Data excerpts:

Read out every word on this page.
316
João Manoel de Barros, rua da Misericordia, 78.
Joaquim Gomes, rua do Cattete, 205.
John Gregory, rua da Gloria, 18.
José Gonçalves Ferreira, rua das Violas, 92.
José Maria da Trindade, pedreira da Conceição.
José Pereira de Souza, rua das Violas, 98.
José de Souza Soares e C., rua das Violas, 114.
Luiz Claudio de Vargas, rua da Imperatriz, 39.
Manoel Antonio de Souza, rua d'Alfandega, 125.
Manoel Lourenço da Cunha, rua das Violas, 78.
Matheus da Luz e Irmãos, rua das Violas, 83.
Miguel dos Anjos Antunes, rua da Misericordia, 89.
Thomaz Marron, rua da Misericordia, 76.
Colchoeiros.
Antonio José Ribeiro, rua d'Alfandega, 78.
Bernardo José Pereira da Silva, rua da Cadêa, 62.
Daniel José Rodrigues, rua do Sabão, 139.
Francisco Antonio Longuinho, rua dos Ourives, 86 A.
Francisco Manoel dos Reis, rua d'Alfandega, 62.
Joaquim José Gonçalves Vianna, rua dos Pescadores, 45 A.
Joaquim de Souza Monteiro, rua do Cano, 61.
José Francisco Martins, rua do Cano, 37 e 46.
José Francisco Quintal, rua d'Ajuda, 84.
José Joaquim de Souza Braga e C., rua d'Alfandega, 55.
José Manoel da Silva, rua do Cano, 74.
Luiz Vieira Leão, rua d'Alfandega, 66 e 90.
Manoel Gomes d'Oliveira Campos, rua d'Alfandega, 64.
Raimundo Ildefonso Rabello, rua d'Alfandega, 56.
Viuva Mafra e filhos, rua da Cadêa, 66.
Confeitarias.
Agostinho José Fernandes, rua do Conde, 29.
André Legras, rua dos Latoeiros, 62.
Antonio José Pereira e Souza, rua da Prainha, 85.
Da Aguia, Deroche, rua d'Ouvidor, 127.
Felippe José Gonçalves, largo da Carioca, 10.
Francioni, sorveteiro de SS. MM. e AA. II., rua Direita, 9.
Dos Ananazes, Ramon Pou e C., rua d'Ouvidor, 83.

...

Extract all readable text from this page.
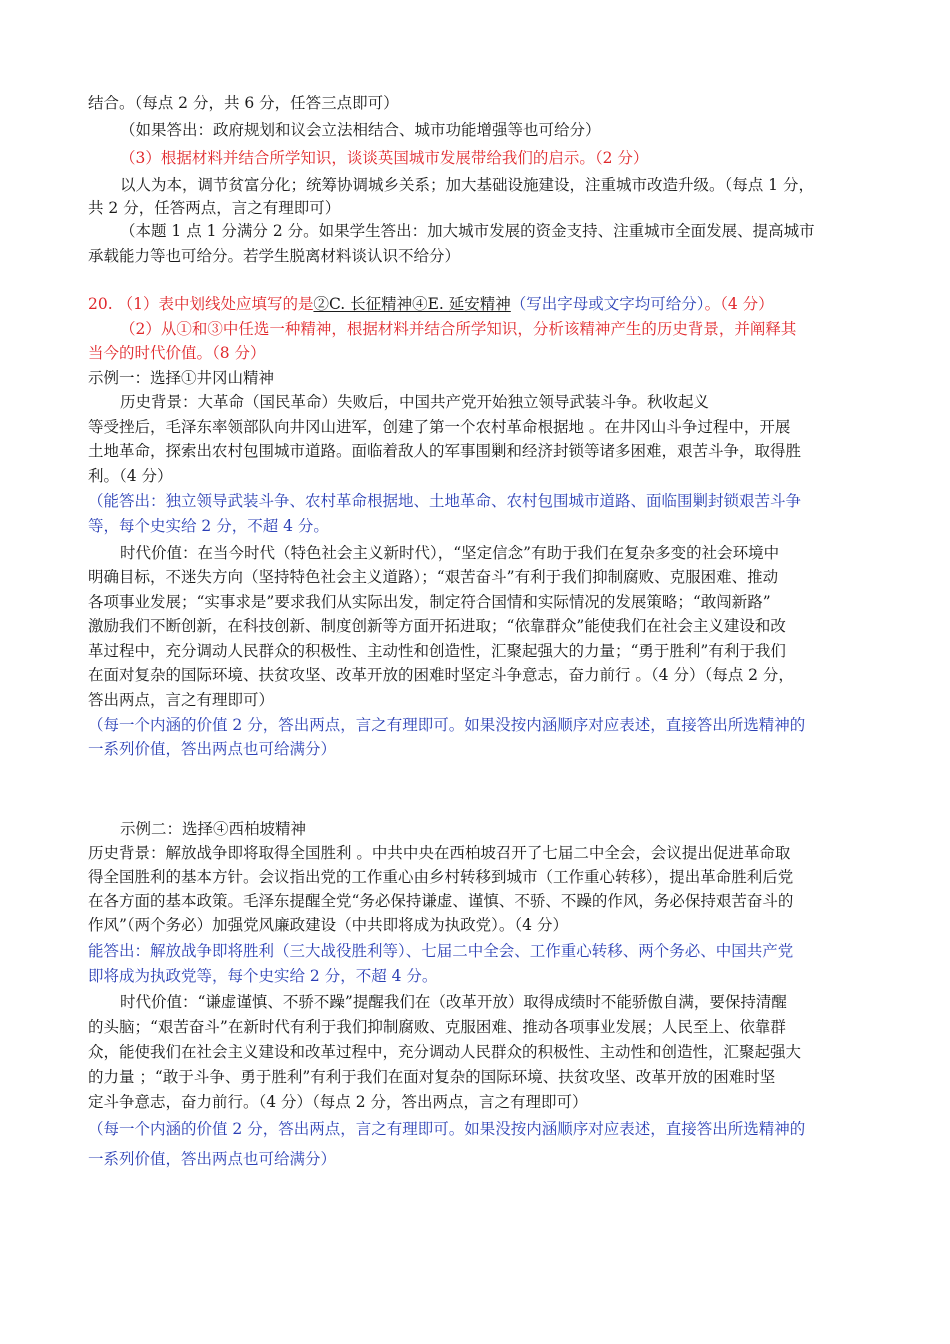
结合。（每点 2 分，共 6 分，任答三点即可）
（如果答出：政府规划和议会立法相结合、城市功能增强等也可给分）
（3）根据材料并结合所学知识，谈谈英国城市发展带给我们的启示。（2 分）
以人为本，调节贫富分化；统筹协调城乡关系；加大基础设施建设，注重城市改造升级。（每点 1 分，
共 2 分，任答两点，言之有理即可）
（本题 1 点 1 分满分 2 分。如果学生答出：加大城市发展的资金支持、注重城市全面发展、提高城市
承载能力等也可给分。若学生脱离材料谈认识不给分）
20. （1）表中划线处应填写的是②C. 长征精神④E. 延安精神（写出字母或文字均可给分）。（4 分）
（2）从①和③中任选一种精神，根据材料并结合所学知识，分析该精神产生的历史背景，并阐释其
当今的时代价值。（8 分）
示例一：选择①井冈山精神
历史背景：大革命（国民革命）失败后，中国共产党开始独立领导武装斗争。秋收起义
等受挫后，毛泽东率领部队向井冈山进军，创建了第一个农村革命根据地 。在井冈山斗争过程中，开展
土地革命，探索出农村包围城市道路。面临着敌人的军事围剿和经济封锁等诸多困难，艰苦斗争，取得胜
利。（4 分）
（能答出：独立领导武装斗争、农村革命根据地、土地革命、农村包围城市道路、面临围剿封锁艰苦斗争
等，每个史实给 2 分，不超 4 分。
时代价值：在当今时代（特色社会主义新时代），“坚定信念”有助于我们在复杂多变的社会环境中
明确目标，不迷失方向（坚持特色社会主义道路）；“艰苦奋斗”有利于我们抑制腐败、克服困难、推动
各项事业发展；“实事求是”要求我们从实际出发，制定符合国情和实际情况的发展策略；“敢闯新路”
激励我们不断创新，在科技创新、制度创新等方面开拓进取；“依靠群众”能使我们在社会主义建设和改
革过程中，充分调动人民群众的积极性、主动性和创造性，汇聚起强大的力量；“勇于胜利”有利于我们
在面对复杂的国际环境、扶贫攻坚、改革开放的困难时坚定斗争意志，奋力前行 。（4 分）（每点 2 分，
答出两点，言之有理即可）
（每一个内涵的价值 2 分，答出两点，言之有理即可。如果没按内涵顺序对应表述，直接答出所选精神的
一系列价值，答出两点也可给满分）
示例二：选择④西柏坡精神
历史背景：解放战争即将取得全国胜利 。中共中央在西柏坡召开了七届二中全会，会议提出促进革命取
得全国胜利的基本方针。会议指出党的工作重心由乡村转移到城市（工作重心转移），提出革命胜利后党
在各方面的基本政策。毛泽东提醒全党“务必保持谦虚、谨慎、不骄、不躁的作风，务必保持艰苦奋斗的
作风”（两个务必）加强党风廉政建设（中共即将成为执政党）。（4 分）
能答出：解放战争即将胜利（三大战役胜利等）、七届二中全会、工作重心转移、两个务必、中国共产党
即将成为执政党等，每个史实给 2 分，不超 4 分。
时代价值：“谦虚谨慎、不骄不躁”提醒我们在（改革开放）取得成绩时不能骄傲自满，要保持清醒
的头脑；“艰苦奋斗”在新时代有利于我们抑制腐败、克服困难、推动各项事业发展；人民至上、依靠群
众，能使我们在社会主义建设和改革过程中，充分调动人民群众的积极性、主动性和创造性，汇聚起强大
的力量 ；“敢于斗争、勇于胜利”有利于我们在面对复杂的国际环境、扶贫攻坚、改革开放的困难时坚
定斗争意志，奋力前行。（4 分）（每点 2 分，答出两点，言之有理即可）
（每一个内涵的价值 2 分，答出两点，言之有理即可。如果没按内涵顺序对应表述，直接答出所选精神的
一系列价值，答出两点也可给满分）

Exercise: List every line in the records above that contains the word "Alfandega".

Finished exercise:
Manoel Antonio de Souza, rua d'Alfandega, 125.
Antonio José Ribeiro, rua d'Alfandega, 78.
Francisco Manoel dos Reis, rua d'Alfandega, 62.
José Joaquim de Souza Braga e C., rua d'Alfandega, 55.
Luiz Vieira Leão, rua d'Alfandega, 66 e 90.
Manoel Gomes d'Oliveira Campos, rua d'Alfandega, 64.
Raimundo Ildefonso Rabello, rua d'Alfandega, 56.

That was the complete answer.